Task to complete:
The records that follow are to be repeated exactly, with the pictures removed.

★ ★ ★

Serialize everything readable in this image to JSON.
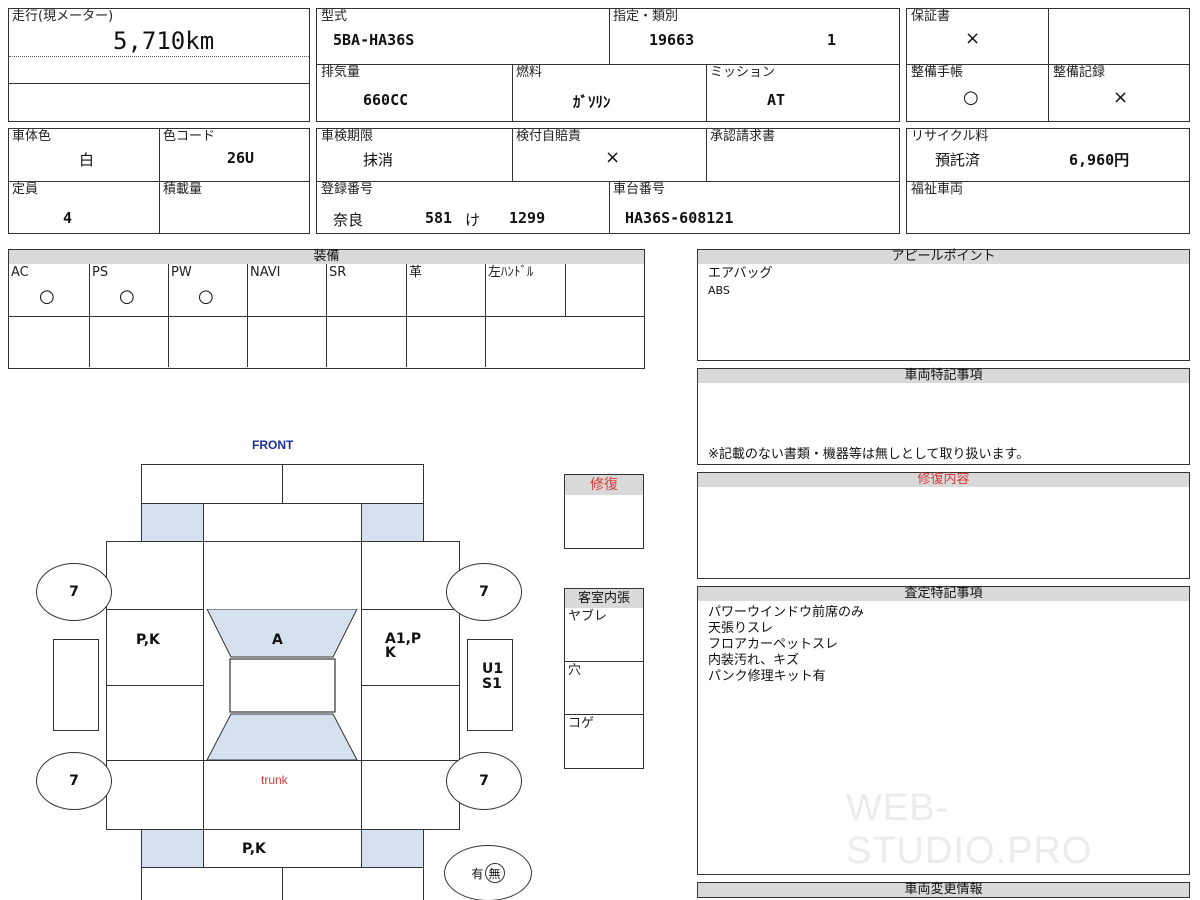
{
  "mileage": {
    "label": "走行(現メーター)",
    "value": "5,710km"
  },
  "model": {
    "label": "型式",
    "value": "5BA-HA36S"
  },
  "designation": {
    "label": "指定・類別",
    "value1": "19663",
    "value2": "1"
  },
  "warranty": {
    "label": "保証書",
    "value": "×"
  },
  "displacement": {
    "label": "排気量",
    "value": "660CC"
  },
  "fuel": {
    "label": "燃料",
    "value": "ｶﾞｿﾘﾝ"
  },
  "transmission": {
    "label": "ミッション",
    "value": "AT"
  },
  "maint_book": {
    "label": "整備手帳",
    "value": "○"
  },
  "maint_record": {
    "label": "整備記録",
    "value": "×"
  },
  "body_color": {
    "label": "車体色",
    "value": "白"
  },
  "color_code": {
    "label": "色コード",
    "value": "26U"
  },
  "inspection": {
    "label": "車検期限",
    "value": "抹消"
  },
  "insurance": {
    "label": "検付自賠責",
    "value": "×"
  },
  "approval": {
    "label": "承認請求書",
    "value": ""
  },
  "recycle": {
    "label": "リサイクル料",
    "status": "預託済",
    "amount": "6,960円"
  },
  "capacity": {
    "label": "定員",
    "value": "4"
  },
  "load": {
    "label": "積載量",
    "value": ""
  },
  "registration": {
    "label": "登録番号",
    "area": "奈良",
    "class": "581",
    "kana": "け",
    "number": "1299"
  },
  "chassis": {
    "label": "車台番号",
    "value": "HA36S-608121"
  },
  "welfare": {
    "label": "福祉車両"
  },
  "equipment": {
    "title": "装備",
    "items": [
      {
        "label": "AC",
        "mark": "○"
      },
      {
        "label": "PS",
        "mark": "○"
      },
      {
        "label": "PW",
        "mark": "○"
      },
      {
        "label": "NAVI",
        "mark": ""
      },
      {
        "label": "SR",
        "mark": ""
      },
      {
        "label": "革",
        "mark": ""
      },
      {
        "label": "左ﾊﾝﾄﾞﾙ",
        "mark": ""
      }
    ]
  },
  "appeal": {
    "title": "アピールポイント",
    "lines": [
      "エアバッグ",
      "ABS"
    ]
  },
  "vehicle_notes": {
    "title": "車両特記事項",
    "note": "※記載のない書類・機器等は無しとして取り扱います。"
  },
  "repair_details": {
    "title": "修復内容"
  },
  "assessment": {
    "title": "査定特記事項",
    "lines": [
      "パワーウインドウ前席のみ",
      "天張りスレ",
      "フロアカーペットスレ",
      "内装汚れ、キズ",
      "パンク修理キット有"
    ]
  },
  "change_info": {
    "title": "車両変更情報"
  },
  "repair": {
    "label": "修復"
  },
  "interior": {
    "title": "客室内張",
    "rows": [
      "ヤブレ",
      "穴",
      "コゲ"
    ]
  },
  "diagram": {
    "front": "FRONT",
    "trunk": "trunk",
    "tires": [
      "7",
      "7",
      "7",
      "7"
    ],
    "codes": {
      "left_door": "P,K",
      "roof_front": "A",
      "right_door": "A1,P K",
      "right_glass_1": "U1",
      "right_glass_2": "S1",
      "rear": "P,K"
    },
    "presence": {
      "yes": "有",
      "no": "無"
    }
  },
  "watermark": "WEB-STUDIO.PRO"
}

★ ★ ★

Exercise output:
Serialize everything readable in this image to JSON.
{
  "mileage": {
    "label": "走行(現メーター)",
    "value": "5,710km"
  },
  "model": {
    "label": "型式",
    "value": "5BA-HA36S"
  },
  "designation": {
    "label": "指定・類別",
    "value1": "19663",
    "value2": "1"
  },
  "warranty": {
    "label": "保証書",
    "value": "×"
  },
  "displacement": {
    "label": "排気量",
    "value": "660CC"
  },
  "fuel": {
    "label": "燃料",
    "value": "ｶﾞｿﾘﾝ"
  },
  "transmission": {
    "label": "ミッション",
    "value": "AT"
  },
  "maint_book": {
    "label": "整備手帳",
    "value": "○"
  },
  "maint_record": {
    "label": "整備記録",
    "value": "×"
  },
  "body_color": {
    "label": "車体色",
    "value": "白"
  },
  "color_code": {
    "label": "色コード",
    "value": "26U"
  },
  "inspection": {
    "label": "車検期限",
    "value": "抹消"
  },
  "insurance": {
    "label": "検付自賠責",
    "value": "×"
  },
  "approval": {
    "label": "承認請求書",
    "value": ""
  },
  "recycle": {
    "label": "リサイクル料",
    "status": "預託済",
    "amount": "6,960円"
  },
  "capacity": {
    "label": "定員",
    "value": "4"
  },
  "load": {
    "label": "積載量",
    "value": ""
  },
  "registration": {
    "label": "登録番号",
    "area": "奈良",
    "class": "581",
    "kana": "け",
    "number": "1299"
  },
  "chassis": {
    "label": "車台番号",
    "value": "HA36S-608121"
  },
  "welfare": {
    "label": "福祉車両"
  },
  "equipment": {
    "title": "装備",
    "items": [
      {
        "label": "AC",
        "mark": "○"
      },
      {
        "label": "PS",
        "mark": "○"
      },
      {
        "label": "PW",
        "mark": "○"
      },
      {
        "label": "NAVI",
        "mark": ""
      },
      {
        "label": "SR",
        "mark": ""
      },
      {
        "label": "革",
        "mark": ""
      },
      {
        "label": "左ﾊﾝﾄﾞﾙ",
        "mark": ""
      }
    ]
  },
  "appeal": {
    "title": "アピールポイント",
    "lines": [
      "エアバッグ",
      "ABS"
    ]
  },
  "vehicle_notes": {
    "title": "車両特記事項",
    "note": "※記載のない書類・機器等は無しとして取り扱います。"
  },
  "repair_details": {
    "title": "修復内容"
  },
  "assessment": {
    "title": "査定特記事項",
    "lines": [
      "パワーウインドウ前席のみ",
      "天張りスレ",
      "フロアカーペットスレ",
      "内装汚れ、キズ",
      "パンク修理キット有"
    ]
  },
  "change_info": {
    "title": "車両変更情報"
  },
  "repair": {
    "label": "修復"
  },
  "interior": {
    "title": "客室内張",
    "rows": [
      "ヤブレ",
      "穴",
      "コゲ"
    ]
  },
  "diagram": {
    "front": "FRONT",
    "trunk": "trunk",
    "tires": [
      "7",
      "7",
      "7",
      "7"
    ],
    "codes": {
      "left_door": "P,K",
      "roof_front": "A",
      "right_door": "A1,P K",
      "right_glass_1": "U1",
      "right_glass_2": "S1",
      "rear": "P,K"
    },
    "presence": {
      "yes": "有",
      "no": "無"
    }
  },
  "watermark": "WEB-STUDIO.PRO"
}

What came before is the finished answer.